• WHAT IS BEING ASKED:
Extract the rows below and reproduce every line exactly, with no changes.

Start RECORD EXTRACTS

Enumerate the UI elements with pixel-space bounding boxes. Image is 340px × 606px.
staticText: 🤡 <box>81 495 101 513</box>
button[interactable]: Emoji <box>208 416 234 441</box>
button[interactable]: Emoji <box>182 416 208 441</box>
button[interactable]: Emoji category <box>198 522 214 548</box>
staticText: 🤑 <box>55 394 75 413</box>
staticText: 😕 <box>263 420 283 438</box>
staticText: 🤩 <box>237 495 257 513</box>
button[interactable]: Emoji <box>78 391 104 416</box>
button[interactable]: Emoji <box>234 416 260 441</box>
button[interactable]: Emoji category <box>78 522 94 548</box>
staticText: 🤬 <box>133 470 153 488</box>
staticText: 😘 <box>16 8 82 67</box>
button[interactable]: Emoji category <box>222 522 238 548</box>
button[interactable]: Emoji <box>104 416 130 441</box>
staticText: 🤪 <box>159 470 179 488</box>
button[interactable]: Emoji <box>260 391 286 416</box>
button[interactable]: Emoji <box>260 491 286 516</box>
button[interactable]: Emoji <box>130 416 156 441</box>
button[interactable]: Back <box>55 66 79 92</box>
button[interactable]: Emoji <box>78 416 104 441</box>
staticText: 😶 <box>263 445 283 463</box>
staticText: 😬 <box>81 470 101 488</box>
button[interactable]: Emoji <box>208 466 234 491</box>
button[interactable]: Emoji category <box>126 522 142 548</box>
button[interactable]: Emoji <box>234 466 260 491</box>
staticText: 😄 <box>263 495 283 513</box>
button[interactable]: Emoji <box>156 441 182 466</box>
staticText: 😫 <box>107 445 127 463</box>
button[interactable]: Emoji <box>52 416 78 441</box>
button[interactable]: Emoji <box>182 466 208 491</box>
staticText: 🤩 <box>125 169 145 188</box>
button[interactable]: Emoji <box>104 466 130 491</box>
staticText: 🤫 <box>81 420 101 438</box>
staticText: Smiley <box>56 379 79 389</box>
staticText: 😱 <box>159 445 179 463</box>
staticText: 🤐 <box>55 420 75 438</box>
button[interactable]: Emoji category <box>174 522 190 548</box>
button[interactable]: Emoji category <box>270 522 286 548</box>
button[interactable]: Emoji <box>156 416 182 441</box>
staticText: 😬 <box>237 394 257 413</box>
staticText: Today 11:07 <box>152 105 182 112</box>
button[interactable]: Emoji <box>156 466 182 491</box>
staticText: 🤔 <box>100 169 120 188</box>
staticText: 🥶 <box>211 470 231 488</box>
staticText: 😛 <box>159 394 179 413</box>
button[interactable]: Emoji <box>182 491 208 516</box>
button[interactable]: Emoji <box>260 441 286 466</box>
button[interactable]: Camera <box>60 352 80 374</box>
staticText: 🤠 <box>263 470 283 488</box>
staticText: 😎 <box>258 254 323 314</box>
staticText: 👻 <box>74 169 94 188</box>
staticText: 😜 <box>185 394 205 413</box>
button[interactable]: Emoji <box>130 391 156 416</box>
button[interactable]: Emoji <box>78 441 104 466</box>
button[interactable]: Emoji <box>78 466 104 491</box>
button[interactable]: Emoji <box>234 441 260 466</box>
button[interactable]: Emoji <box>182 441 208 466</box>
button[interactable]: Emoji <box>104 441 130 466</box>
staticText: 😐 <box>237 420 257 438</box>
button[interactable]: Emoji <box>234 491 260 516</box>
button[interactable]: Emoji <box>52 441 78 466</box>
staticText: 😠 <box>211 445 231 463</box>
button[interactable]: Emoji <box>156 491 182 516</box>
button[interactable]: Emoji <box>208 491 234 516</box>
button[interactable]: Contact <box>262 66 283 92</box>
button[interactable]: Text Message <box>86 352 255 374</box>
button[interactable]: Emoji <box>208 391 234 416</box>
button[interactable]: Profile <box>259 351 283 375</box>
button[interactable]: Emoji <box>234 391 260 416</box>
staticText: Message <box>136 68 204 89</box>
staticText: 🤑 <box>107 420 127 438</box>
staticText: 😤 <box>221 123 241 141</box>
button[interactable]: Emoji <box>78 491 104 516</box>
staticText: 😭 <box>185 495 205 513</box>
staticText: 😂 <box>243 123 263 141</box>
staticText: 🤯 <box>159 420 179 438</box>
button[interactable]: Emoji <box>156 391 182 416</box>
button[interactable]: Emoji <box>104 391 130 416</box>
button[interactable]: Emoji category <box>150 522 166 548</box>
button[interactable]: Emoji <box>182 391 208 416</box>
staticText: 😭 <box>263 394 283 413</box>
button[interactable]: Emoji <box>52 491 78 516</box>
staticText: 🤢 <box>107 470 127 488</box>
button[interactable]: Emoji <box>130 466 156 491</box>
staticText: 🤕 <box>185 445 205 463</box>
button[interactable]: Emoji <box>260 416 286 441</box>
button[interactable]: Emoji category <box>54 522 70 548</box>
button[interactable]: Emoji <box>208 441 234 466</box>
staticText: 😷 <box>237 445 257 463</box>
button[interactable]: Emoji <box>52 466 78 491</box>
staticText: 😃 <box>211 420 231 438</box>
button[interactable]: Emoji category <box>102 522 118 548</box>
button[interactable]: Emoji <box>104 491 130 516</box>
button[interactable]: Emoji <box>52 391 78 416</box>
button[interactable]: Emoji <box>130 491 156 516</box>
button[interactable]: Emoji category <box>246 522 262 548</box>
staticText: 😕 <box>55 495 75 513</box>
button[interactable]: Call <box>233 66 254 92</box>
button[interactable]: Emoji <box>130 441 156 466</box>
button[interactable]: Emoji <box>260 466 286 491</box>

End RECORD EXTRACTS

• SOLUTION TO THE EXERCISE:
Enumerate the UI elements with pixel-space bounding boxes. Image is 340px × 606px.
staticText: 🤡 <box>81 495 101 513</box>
button[interactable]: Emoji <box>208 416 234 441</box>
button[interactable]: Emoji <box>182 416 208 441</box>
button[interactable]: Emoji category <box>198 522 214 548</box>
staticText: 🤑 <box>55 394 75 413</box>
staticText: 😕 <box>263 420 283 438</box>
staticText: 🤩 <box>237 495 257 513</box>
button[interactable]: Emoji <box>78 391 104 416</box>
button[interactable]: Emoji <box>234 416 260 441</box>
button[interactable]: Emoji category <box>78 522 94 548</box>
staticText: 🤬 <box>133 470 153 488</box>
staticText: 😘 <box>16 8 82 67</box>
button[interactable]: Emoji category <box>222 522 238 548</box>
button[interactable]: Emoji <box>104 416 130 441</box>
staticText: 🤪 <box>159 470 179 488</box>
button[interactable]: Emoji <box>260 391 286 416</box>
button[interactable]: Emoji <box>260 491 286 516</box>
button[interactable]: Emoji <box>130 416 156 441</box>
button[interactable]: Back <box>55 66 79 92</box>
button[interactable]: Emoji <box>78 416 104 441</box>
staticText: 😶 <box>263 445 283 463</box>
staticText: 😬 <box>81 470 101 488</box>
button[interactable]: Emoji <box>208 466 234 491</box>
button[interactable]: Emoji category <box>126 522 142 548</box>
button[interactable]: Emoji <box>234 466 260 491</box>
staticText: 😄 <box>263 495 283 513</box>
button[interactable]: Emoji <box>156 441 182 466</box>
staticText: 😫 <box>107 445 127 463</box>
button[interactable]: Emoji <box>52 416 78 441</box>
button[interactable]: Emoji <box>182 466 208 491</box>
staticText: 🤩 <box>125 169 145 188</box>
button[interactable]: Emoji <box>104 466 130 491</box>
staticText: 🤫 <box>81 420 101 438</box>
staticText: Smiley <box>56 379 79 389</box>
staticText: 😱 <box>159 445 179 463</box>
staticText: 🤐 <box>55 420 75 438</box>
button[interactable]: Emoji category <box>174 522 190 548</box>
button[interactable]: Emoji category <box>270 522 286 548</box>
button[interactable]: Emoji <box>156 416 182 441</box>
staticText: 😬 <box>237 394 257 413</box>
staticText: Today 11:07 <box>152 105 182 112</box>
button[interactable]: Emoji <box>156 466 182 491</box>
staticText: 🤔 <box>100 169 120 188</box>
staticText: 🥶 <box>211 470 231 488</box>
staticText: 😛 <box>159 394 179 413</box>
button[interactable]: Emoji <box>182 491 208 516</box>
button[interactable]: Emoji <box>260 441 286 466</box>
button[interactable]: Camera <box>60 352 80 374</box>
staticText: 🤠 <box>263 470 283 488</box>
staticText: 😎 <box>258 254 323 314</box>
staticText: 👻 <box>74 169 94 188</box>
staticText: 😜 <box>185 394 205 413</box>
button[interactable]: Emoji <box>130 391 156 416</box>
button[interactable]: Emoji <box>78 441 104 466</box>
button[interactable]: Emoji <box>78 466 104 491</box>
button[interactable]: Emoji <box>234 441 260 466</box>
button[interactable]: Emoji <box>182 441 208 466</box>
button[interactable]: Emoji <box>104 441 130 466</box>
staticText: 😐 <box>237 420 257 438</box>
button[interactable]: Emoji <box>234 491 260 516</box>
button[interactable]: Emoji <box>52 441 78 466</box>
staticText: 😠 <box>211 445 231 463</box>
button[interactable]: Emoji <box>156 491 182 516</box>
button[interactable]: Emoji <box>208 491 234 516</box>
button[interactable]: Contact <box>262 66 283 92</box>
button[interactable]: Text Message <box>86 352 255 374</box>
button[interactable]: Emoji <box>208 391 234 416</box>
button[interactable]: Profile <box>259 351 283 375</box>
button[interactable]: Emoji <box>234 391 260 416</box>
staticText: Message <box>136 68 204 89</box>
staticText: 🤑 <box>107 420 127 438</box>
staticText: 😤 <box>221 123 241 141</box>
button[interactable]: Emoji <box>78 491 104 516</box>
staticText: 😭 <box>185 495 205 513</box>
staticText: 😂 <box>243 123 263 141</box>
staticText: 🤯 <box>159 420 179 438</box>
button[interactable]: Emoji <box>156 391 182 416</box>
button[interactable]: Emoji <box>104 391 130 416</box>
button[interactable]: Emoji category <box>150 522 166 548</box>
button[interactable]: Emoji <box>182 391 208 416</box>
staticText: 😭 <box>263 394 283 413</box>
button[interactable]: Emoji <box>52 491 78 516</box>
staticText: 🤢 <box>107 470 127 488</box>
button[interactable]: Emoji <box>130 466 156 491</box>
staticText: 🤕 <box>185 445 205 463</box>
button[interactable]: Emoji <box>260 416 286 441</box>
button[interactable]: Emoji category <box>54 522 70 548</box>
button[interactable]: Emoji <box>208 441 234 466</box>
staticText: 😷 <box>237 445 257 463</box>
button[interactable]: Emoji <box>52 466 78 491</box>
staticText: 😃 <box>211 420 231 438</box>
button[interactable]: Emoji category <box>102 522 118 548</box>
button[interactable]: Emoji <box>104 491 130 516</box>
button[interactable]: Emoji <box>52 391 78 416</box>
button[interactable]: Emoji <box>130 491 156 516</box>
button[interactable]: Emoji category <box>246 522 262 548</box>
staticText: 😕 <box>55 495 75 513</box>
button[interactable]: Call <box>233 66 254 92</box>
button[interactable]: Emoji <box>130 441 156 466</box>
button[interactable]: Emoji <box>260 466 286 491</box>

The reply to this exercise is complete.